--- Start Records for this exercise ---

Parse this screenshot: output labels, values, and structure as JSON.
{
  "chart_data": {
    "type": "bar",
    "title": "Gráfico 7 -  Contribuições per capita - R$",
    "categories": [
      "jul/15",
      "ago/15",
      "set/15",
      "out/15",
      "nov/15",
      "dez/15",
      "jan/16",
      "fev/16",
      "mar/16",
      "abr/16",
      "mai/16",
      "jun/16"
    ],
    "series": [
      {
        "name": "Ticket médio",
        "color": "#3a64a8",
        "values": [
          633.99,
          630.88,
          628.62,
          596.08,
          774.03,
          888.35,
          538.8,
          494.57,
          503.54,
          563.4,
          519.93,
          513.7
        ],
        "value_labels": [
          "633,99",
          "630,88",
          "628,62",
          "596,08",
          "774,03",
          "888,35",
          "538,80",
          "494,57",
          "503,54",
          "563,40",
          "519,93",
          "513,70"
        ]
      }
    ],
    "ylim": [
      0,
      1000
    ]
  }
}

--- End Records for this exercise ---

§ **Objective**: Gather all lines of the records that include the word "values".

§ **Complete response**:
Parse this screenshot: output labels, values, and structure as JSON.
        "values": [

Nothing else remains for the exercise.